■ **WHAT NEEDS TO BE DONE**
Transcribe all of the data exactly. Omit the pictures.

Recorded data:
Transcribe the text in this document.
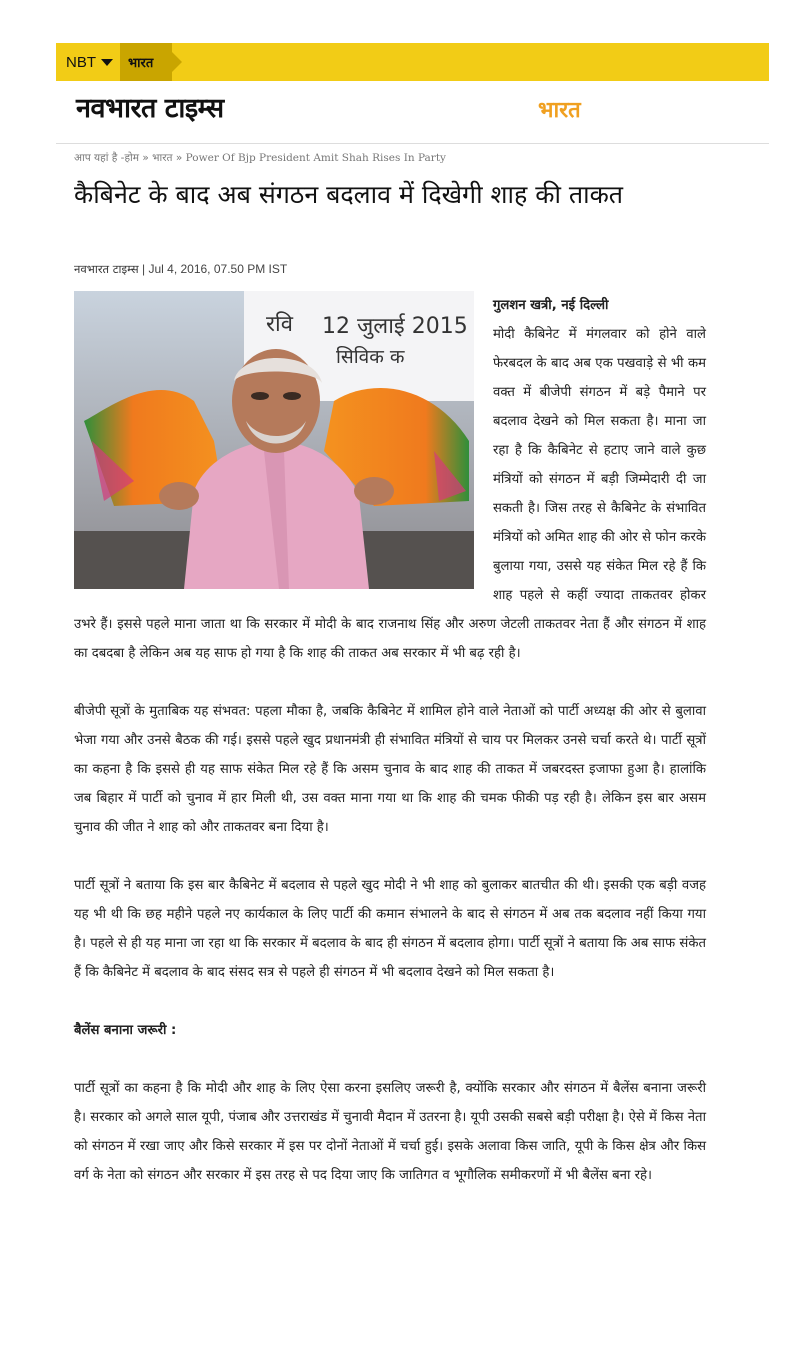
NBT	भारत
नवभारत टाइम्स	भारत
आप यहां है -होम » भारत » Power Of Bjp President Amit Shah Rises In Party
कैबिनेट के बाद अब संगठन बदलाव में दिखेगी शाह की ताकत
नवभारत टाइम्स | Jul 4, 2016, 07.50 PM IST
रवि 12 जुलाई 2015
सिविक क

गुलशन खत्री, नई दिल्ली
मोदी कैबिनेट में मंगलवार को होने वाले फेरबदल के बाद अब एक पखवाड़े से भी कम वक्त में बीजेपी संगठन में बड़े पैमाने पर बदलाव देखने को मिल सकता है। माना जा रहा है कि कैबिनेट से हटाए जाने वाले कुछ मंत्रियों को संगठन में बड़ी जिम्मेदारी दी जा सकती है। जिस तरह से कैबिनेट के संभावित मंत्रियों को अमित शाह की ओर से फोन करके बुलाया गया, उससे यह संकेत मिल रहे हैं कि शाह पहले से कहीं ज्यादा ताकतवर होकर उभरे हैं। इससे पहले माना जाता था कि सरकार में मोदी के बाद राजनाथ सिंह और अरुण जेटली ताकतवर नेता हैं और संगठन में शाह का दबदबा है लेकिन अब यह साफ हो गया है कि शाह की ताकत अब सरकार में भी बढ़ रही है।

बीजेपी सूत्रों के मुताबिक यह संभवत: पहला मौका है, जबकि कैबिनेट में शामिल होने वाले नेताओं को पार्टी अध्यक्ष की ओर से बुलावा भेजा गया और उनसे बैठक की गई। इससे पहले खुद प्रधानमंत्री ही संभावित मंत्रियों से चाय पर मिलकर उनसे चर्चा करते थे। पार्टी सूत्रों का कहना है कि इससे ही यह साफ संकेत मिल रहे हैं कि असम चुनाव के बाद शाह की ताकत में जबरदस्त इजाफा हुआ है। हालांकि जब बिहार में पार्टी को चुनाव में हार मिली थी, उस वक्त माना गया था कि शाह की चमक फीकी पड़ रही है। लेकिन इस बार असम चुनाव की जीत ने शाह को और ताकतवर बना दिया है।

पार्टी सूत्रों ने बताया कि इस बार कैबिनेट में बदलाव से पहले खुद मोदी ने भी शाह को बुलाकर बातचीत की थी। इसकी एक बड़ी वजह यह भी थी कि छह महीने पहले नए कार्यकाल के लिए पार्टी की कमान संभालने के बाद से संगठन में अब तक बदलाव नहीं किया गया है। पहले से ही यह माना जा रहा था कि सरकार में बदलाव के बाद ही संगठन में बदलाव होगा। पार्टी सूत्रों ने बताया कि अब साफ संकेत हैं कि कैबिनेट में बदलाव के बाद संसद सत्र से पहले ही संगठन में भी बदलाव देखने को मिल सकता है।

बैलेंस बनाना जरूरी :

पार्टी सूत्रों का कहना है कि मोदी और शाह के लिए ऐसा करना इसलिए जरूरी है, क्योंकि सरकार और संगठन में बैलेंस बनाना जरूरी है। सरकार को अगले साल यूपी, पंजाब और उत्तराखंड में चुनावी मैदान में उतरना है। यूपी उसकी सबसे बड़ी परीक्षा है। ऐसे में किस नेता को संगठन में रखा जाए और किसे सरकार में इस पर दोनों नेताओं में चर्चा हुई। इसके अलावा किस जाति, यूपी के किस क्षेत्र और किस वर्ग के नेता को संगठन और सरकार में इस तरह से पद दिया जाए कि जातिगत व भूगौलिक समीकरणों में भी बैलेंस बना रहे।
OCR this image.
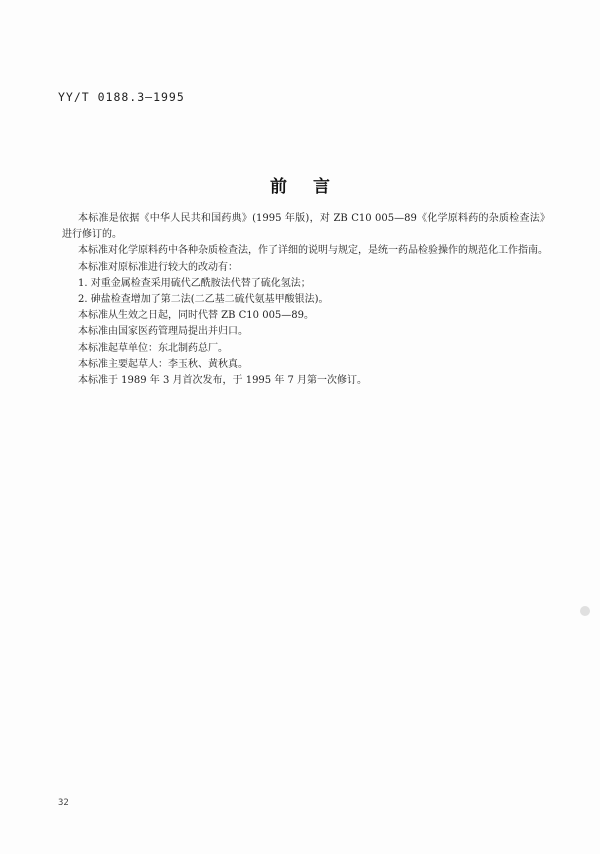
YY/T 0188.3—1995
前言

本标准是依据《中华人民共和国药典》(1995 年版)，对 ZB C10 005—89《化学原料药的杂质检查法》进行修订的。

本标准对化学原料药中各种杂质检查法，作了详细的说明与规定，是统一药品检验操作的规范化工作指南。

本标准对原标准进行较大的改动有：

1. 对重金属检查采用硫代乙酰胺法代替了硫化氢法；

2. 砷盐检查增加了第二法(二乙基二硫代氨基甲酸银法)。

本标准从生效之日起，同时代替 ZB C10 005—89。

本标准由国家医药管理局提出并归口。

本标准起草单位：东北制药总厂。

本标准主要起草人：李玉秋、黄秋真。

本标准于 1989 年 3 月首次发布，于 1995 年 7 月第一次修订。

32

■ **RESULT BELOW**
Transcribe the text in this document.
NBT	भारत
नवभारत टाइम्स	भारत
आप यहां है -होम » भारत » Power Of Bjp President Amit Shah Rises In Party
कैबिनेट के बाद अब संगठन बदलाव में दिखेगी शाह की ताकत
नवभारत टाइम्स | Jul 4, 2016, 07.50 PM IST
रवि 12 जुलाई 2015
सिविक क

गुलशन खत्री, नई दिल्ली
मोदी कैबिनेट में मंगलवार को होने वाले फेरबदल के बाद अब एक पखवाड़े से भी कम वक्त में बीजेपी संगठन में बड़े पैमाने पर बदलाव देखने को मिल सकता है। माना जा रहा है कि कैबिनेट से हटाए जाने वाले कुछ मंत्रियों को संगठन में बड़ी जिम्मेदारी दी जा सकती है। जिस तरह से कैबिनेट के संभावित मंत्रियों को अमित शाह की ओर से फोन करके बुलाया गया, उससे यह संकेत मिल रहे हैं कि शाह पहले से कहीं ज्यादा ताकतवर होकर उभरे हैं। इससे पहले माना जाता था कि सरकार में मोदी के बाद राजनाथ सिंह और अरुण जेटली ताकतवर नेता हैं और संगठन में शाह का दबदबा है लेकिन अब यह साफ हो गया है कि शाह की ताकत अब सरकार में भी बढ़ रही है।

बीजेपी सूत्रों के मुताबिक यह संभवत: पहला मौका है, जबकि कैबिनेट में शामिल होने वाले नेताओं को पार्टी अध्यक्ष की ओर से बुलावा भेजा गया और उनसे बैठक की गई। इससे पहले खुद प्रधानमंत्री ही संभावित मंत्रियों से चाय पर मिलकर उनसे चर्चा करते थे। पार्टी सूत्रों का कहना है कि इससे ही यह साफ संकेत मिल रहे हैं कि असम चुनाव के बाद शाह की ताकत में जबरदस्त इजाफा हुआ है। हालांकि जब बिहार में पार्टी को चुनाव में हार मिली थी, उस वक्त माना गया था कि शाह की चमक फीकी पड़ रही है। लेकिन इस बार असम चुनाव की जीत ने शाह को और ताकतवर बना दिया है।

पार्टी सूत्रों ने बताया कि इस बार कैबिनेट में बदलाव से पहले खुद मोदी ने भी शाह को बुलाकर बातचीत की थी। इसकी एक बड़ी वजह यह भी थी कि छह महीने पहले नए कार्यकाल के लिए पार्टी की कमान संभालने के बाद से संगठन में अब तक बदलाव नहीं किया गया है। पहले से ही यह माना जा रहा था कि सरकार में बदलाव के बाद ही संगठन में बदलाव होगा। पार्टी सूत्रों ने बताया कि अब साफ संकेत हैं कि कैबिनेट में बदलाव के बाद संसद सत्र से पहले ही संगठन में भी बदलाव देखने को मिल सकता है।

बैलेंस बनाना जरूरी :

पार्टी सूत्रों का कहना है कि मोदी और शाह के लिए ऐसा करना इसलिए जरूरी है, क्योंकि सरकार और संगठन में बैलेंस बनाना जरूरी है। सरकार को अगले साल यूपी, पंजाब और उत्तराखंड में चुनावी मैदान में उतरना है। यूपी उसकी सबसे बड़ी परीक्षा है। ऐसे में किस नेता को संगठन में रखा जाए और किसे सरकार में इस पर दोनों नेताओं में चर्चा हुई। इसके अलावा किस जाति, यूपी के किस क्षेत्र और किस वर्ग के नेता को संगठन और सरकार में इस तरह से पद दिया जाए कि जातिगत व भूगौलिक समीकरणों में भी बैलेंस बना रहे।
OCR this image.
YY/T 0188.3—1995
前言

本标准是依据《中华人民共和国药典》(1995 年版)，对 ZB C10 005—89《化学原料药的杂质检查法》进行修订的。

本标准对化学原料药中各种杂质检查法，作了详细的说明与规定，是统一药品检验操作的规范化工作指南。

本标准对原标准进行较大的改动有：

1. 对重金属检查采用硫代乙酰胺法代替了硫化氢法；

2. 砷盐检查增加了第二法(二乙基二硫代氨基甲酸银法)。

本标准从生效之日起，同时代替 ZB C10 005—89。

本标准由国家医药管理局提出并归口。

本标准起草单位：东北制药总厂。

本标准主要起草人：李玉秋、黄秋真。

本标准于 1989 年 3 月首次发布，于 1995 年 7 月第一次修订。

32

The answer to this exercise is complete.